» **Requirement**: Output all of the entries exactly as written.

» **Provided material**:
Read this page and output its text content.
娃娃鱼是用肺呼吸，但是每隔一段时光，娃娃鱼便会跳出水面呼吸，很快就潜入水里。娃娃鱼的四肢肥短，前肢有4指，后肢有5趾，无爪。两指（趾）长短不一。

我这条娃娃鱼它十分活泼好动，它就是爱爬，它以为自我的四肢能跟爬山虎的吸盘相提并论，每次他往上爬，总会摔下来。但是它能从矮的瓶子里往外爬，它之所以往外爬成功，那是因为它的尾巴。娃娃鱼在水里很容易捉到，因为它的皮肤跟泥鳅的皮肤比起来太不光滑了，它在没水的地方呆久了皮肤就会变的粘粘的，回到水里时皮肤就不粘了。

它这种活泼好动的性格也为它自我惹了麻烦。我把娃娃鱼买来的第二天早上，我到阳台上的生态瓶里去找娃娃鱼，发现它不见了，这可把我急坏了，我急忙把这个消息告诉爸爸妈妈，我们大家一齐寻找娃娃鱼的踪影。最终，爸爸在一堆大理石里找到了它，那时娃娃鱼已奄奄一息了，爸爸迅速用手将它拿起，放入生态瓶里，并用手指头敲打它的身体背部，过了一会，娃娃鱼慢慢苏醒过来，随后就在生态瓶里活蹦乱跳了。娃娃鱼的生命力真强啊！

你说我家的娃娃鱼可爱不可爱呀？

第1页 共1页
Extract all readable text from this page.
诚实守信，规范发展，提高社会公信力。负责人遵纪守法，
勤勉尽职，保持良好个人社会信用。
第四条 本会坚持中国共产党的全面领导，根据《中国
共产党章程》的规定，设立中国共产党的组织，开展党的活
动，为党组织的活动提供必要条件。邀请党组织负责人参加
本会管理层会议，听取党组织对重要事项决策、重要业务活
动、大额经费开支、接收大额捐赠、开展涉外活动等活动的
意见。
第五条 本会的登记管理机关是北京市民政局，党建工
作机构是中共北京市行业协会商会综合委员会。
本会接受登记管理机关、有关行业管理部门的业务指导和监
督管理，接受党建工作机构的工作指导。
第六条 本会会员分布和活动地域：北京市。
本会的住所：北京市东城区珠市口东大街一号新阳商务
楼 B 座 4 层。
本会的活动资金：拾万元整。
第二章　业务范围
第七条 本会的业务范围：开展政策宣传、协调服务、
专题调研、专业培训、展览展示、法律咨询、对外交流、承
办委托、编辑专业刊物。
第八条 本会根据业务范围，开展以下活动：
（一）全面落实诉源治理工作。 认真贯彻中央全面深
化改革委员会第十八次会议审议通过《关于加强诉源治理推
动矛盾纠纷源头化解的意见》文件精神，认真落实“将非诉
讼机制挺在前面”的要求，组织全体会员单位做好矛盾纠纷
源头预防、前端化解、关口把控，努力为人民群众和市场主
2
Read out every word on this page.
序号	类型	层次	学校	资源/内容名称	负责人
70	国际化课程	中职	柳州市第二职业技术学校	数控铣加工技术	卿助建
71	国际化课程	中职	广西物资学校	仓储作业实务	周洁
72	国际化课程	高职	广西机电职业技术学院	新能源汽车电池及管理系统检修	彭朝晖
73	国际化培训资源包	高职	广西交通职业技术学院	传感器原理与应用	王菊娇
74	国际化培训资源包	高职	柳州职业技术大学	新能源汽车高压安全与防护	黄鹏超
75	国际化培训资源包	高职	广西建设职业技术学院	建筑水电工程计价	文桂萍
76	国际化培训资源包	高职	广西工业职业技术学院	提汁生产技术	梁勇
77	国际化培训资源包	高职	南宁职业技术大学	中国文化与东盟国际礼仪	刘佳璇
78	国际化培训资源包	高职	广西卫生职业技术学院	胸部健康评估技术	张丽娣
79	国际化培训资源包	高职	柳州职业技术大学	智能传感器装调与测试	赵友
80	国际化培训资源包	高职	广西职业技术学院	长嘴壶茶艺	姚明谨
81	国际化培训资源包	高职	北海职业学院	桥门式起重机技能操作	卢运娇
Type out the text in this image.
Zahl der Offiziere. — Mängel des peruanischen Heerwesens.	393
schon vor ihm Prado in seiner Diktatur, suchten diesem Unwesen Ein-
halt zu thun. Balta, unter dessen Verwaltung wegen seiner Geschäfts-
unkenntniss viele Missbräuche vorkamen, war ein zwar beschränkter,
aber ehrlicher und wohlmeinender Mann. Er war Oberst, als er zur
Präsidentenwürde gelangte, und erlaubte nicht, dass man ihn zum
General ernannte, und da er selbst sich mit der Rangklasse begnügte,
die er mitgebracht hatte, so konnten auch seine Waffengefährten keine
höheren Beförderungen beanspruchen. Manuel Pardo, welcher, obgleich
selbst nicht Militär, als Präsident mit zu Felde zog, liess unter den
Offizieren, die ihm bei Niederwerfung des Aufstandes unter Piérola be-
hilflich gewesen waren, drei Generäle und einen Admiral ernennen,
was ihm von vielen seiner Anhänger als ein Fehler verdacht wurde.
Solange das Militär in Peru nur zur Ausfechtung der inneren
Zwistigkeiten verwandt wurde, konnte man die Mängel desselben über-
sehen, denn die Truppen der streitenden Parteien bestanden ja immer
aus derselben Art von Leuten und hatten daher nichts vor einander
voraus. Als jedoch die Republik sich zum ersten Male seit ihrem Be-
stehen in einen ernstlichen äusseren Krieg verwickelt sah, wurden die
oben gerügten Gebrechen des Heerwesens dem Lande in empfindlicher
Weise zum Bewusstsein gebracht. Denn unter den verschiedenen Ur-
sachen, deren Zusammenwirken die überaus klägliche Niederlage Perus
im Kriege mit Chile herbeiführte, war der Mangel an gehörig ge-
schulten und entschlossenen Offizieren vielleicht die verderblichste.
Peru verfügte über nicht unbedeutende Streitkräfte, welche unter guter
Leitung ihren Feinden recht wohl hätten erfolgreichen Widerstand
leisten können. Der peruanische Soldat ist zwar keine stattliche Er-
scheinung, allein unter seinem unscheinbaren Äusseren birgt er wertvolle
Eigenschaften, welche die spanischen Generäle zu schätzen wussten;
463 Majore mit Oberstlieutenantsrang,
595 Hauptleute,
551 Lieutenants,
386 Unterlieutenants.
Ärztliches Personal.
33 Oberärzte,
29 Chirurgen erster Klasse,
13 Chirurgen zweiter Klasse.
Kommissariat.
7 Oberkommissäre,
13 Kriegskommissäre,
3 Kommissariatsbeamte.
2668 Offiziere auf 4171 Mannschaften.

» **Answer to this problem**:
Read this page and output its text content.
娃娃鱼是用肺呼吸，但是每隔一段时光，娃娃鱼便会跳出水面呼吸，很快就潜入水里。娃娃鱼的四肢肥短，前肢有4指，后肢有5趾，无爪。两指（趾）长短不一。

我这条娃娃鱼它十分活泼好动，它就是爱爬，它以为自我的四肢能跟爬山虎的吸盘相提并论，每次他往上爬，总会摔下来。但是它能从矮的瓶子里往外爬，它之所以往外爬成功，那是因为它的尾巴。娃娃鱼在水里很容易捉到，因为它的皮肤跟泥鳅的皮肤比起来太不光滑了，它在没水的地方呆久了皮肤就会变的粘粘的，回到水里时皮肤就不粘了。

它这种活泼好动的性格也为它自我惹了麻烦。我把娃娃鱼买来的第二天早上，我到阳台上的生态瓶里去找娃娃鱼，发现它不见了，这可把我急坏了，我急忙把这个消息告诉爸爸妈妈，我们大家一齐寻找娃娃鱼的踪影。最终，爸爸在一堆大理石里找到了它，那时娃娃鱼已奄奄一息了，爸爸迅速用手将它拿起，放入生态瓶里，并用手指头敲打它的身体背部，过了一会，娃娃鱼慢慢苏醒过来，随后就在生态瓶里活蹦乱跳了。娃娃鱼的生命力真强啊！

你说我家的娃娃鱼可爱不可爱呀？

第1页 共1页
Extract all readable text from this page.
诚实守信，规范发展，提高社会公信力。负责人遵纪守法，
勤勉尽职，保持良好个人社会信用。
第四条 本会坚持中国共产党的全面领导，根据《中国
共产党章程》的规定，设立中国共产党的组织，开展党的活
动，为党组织的活动提供必要条件。邀请党组织负责人参加
本会管理层会议，听取党组织对重要事项决策、重要业务活
动、大额经费开支、接收大额捐赠、开展涉外活动等活动的
意见。
第五条 本会的登记管理机关是北京市民政局，党建工
作机构是中共北京市行业协会商会综合委员会。
本会接受登记管理机关、有关行业管理部门的业务指导和监
督管理，接受党建工作机构的工作指导。
第六条 本会会员分布和活动地域：北京市。
本会的住所：北京市东城区珠市口东大街一号新阳商务
楼 B 座 4 层。
本会的活动资金：拾万元整。
第二章　业务范围
第七条 本会的业务范围：开展政策宣传、协调服务、
专题调研、专业培训、展览展示、法律咨询、对外交流、承
办委托、编辑专业刊物。
第八条 本会根据业务范围，开展以下活动：
（一）全面落实诉源治理工作。 认真贯彻中央全面深
化改革委员会第十八次会议审议通过《关于加强诉源治理推
动矛盾纠纷源头化解的意见》文件精神，认真落实“将非诉
讼机制挺在前面”的要求，组织全体会员单位做好矛盾纠纷
源头预防、前端化解、关口把控，努力为人民群众和市场主
2
Read out every word on this page.
序号	类型	层次	学校	资源/内容名称	负责人
70	国际化课程	中职	柳州市第二职业技术学校	数控铣加工技术	卿助建
71	国际化课程	中职	广西物资学校	仓储作业实务	周洁
72	国际化课程	高职	广西机电职业技术学院	新能源汽车电池及管理系统检修	彭朝晖
73	国际化培训资源包	高职	广西交通职业技术学院	传感器原理与应用	王菊娇
74	国际化培训资源包	高职	柳州职业技术大学	新能源汽车高压安全与防护	黄鹏超
75	国际化培训资源包	高职	广西建设职业技术学院	建筑水电工程计价	文桂萍
76	国际化培训资源包	高职	广西工业职业技术学院	提汁生产技术	梁勇
77	国际化培训资源包	高职	南宁职业技术大学	中国文化与东盟国际礼仪	刘佳璇
78	国际化培训资源包	高职	广西卫生职业技术学院	胸部健康评估技术	张丽娣
79	国际化培训资源包	高职	柳州职业技术大学	智能传感器装调与测试	赵友
80	国际化培训资源包	高职	广西职业技术学院	长嘴壶茶艺	姚明谨
81	国际化培训资源包	高职	北海职业学院	桥门式起重机技能操作	卢运娇
Type out the text in this image.
Zahl der Offiziere. — Mängel des peruanischen Heerwesens.	393
schon vor ihm Prado in seiner Diktatur, suchten diesem Unwesen Ein-
halt zu thun. Balta, unter dessen Verwaltung wegen seiner Geschäfts-
unkenntniss viele Missbräuche vorkamen, war ein zwar beschränkter,
aber ehrlicher und wohlmeinender Mann. Er war Oberst, als er zur
Präsidentenwürde gelangte, und erlaubte nicht, dass man ihn zum
General ernannte, und da er selbst sich mit der Rangklasse begnügte,
die er mitgebracht hatte, so konnten auch seine Waffengefährten keine
höheren Beförderungen beanspruchen. Manuel Pardo, welcher, obgleich
selbst nicht Militär, als Präsident mit zu Felde zog, liess unter den
Offizieren, die ihm bei Niederwerfung des Aufstandes unter Piérola be-
hilflich gewesen waren, drei Generäle und einen Admiral ernennen,
was ihm von vielen seiner Anhänger als ein Fehler verdacht wurde.
Solange das Militär in Peru nur zur Ausfechtung der inneren
Zwistigkeiten verwandt wurde, konnte man die Mängel desselben über-
sehen, denn die Truppen der streitenden Parteien bestanden ja immer
aus derselben Art von Leuten und hatten daher nichts vor einander
voraus. Als jedoch die Republik sich zum ersten Male seit ihrem Be-
stehen in einen ernstlichen äusseren Krieg verwickelt sah, wurden die
oben gerügten Gebrechen des Heerwesens dem Lande in empfindlicher
Weise zum Bewusstsein gebracht. Denn unter den verschiedenen Ur-
sachen, deren Zusammenwirken die überaus klägliche Niederlage Perus
im Kriege mit Chile herbeiführte, war der Mangel an gehörig ge-
schulten und entschlossenen Offizieren vielleicht die verderblichste.
Peru verfügte über nicht unbedeutende Streitkräfte, welche unter guter
Leitung ihren Feinden recht wohl hätten erfolgreichen Widerstand
leisten können. Der peruanische Soldat ist zwar keine stattliche Er-
scheinung, allein unter seinem unscheinbaren Äusseren birgt er wertvolle
Eigenschaften, welche die spanischen Generäle zu schätzen wussten;
463 Majore mit Oberstlieutenantsrang,
595 Hauptleute,
551 Lieutenants,
386 Unterlieutenants.
Ärztliches Personal.
33 Oberärzte,
29 Chirurgen erster Klasse,
13 Chirurgen zweiter Klasse.
Kommissariat.
7 Oberkommissäre,
13 Kriegskommissäre,
3 Kommissariatsbeamte.
2668 Offiziere auf 4171 Mannschaften.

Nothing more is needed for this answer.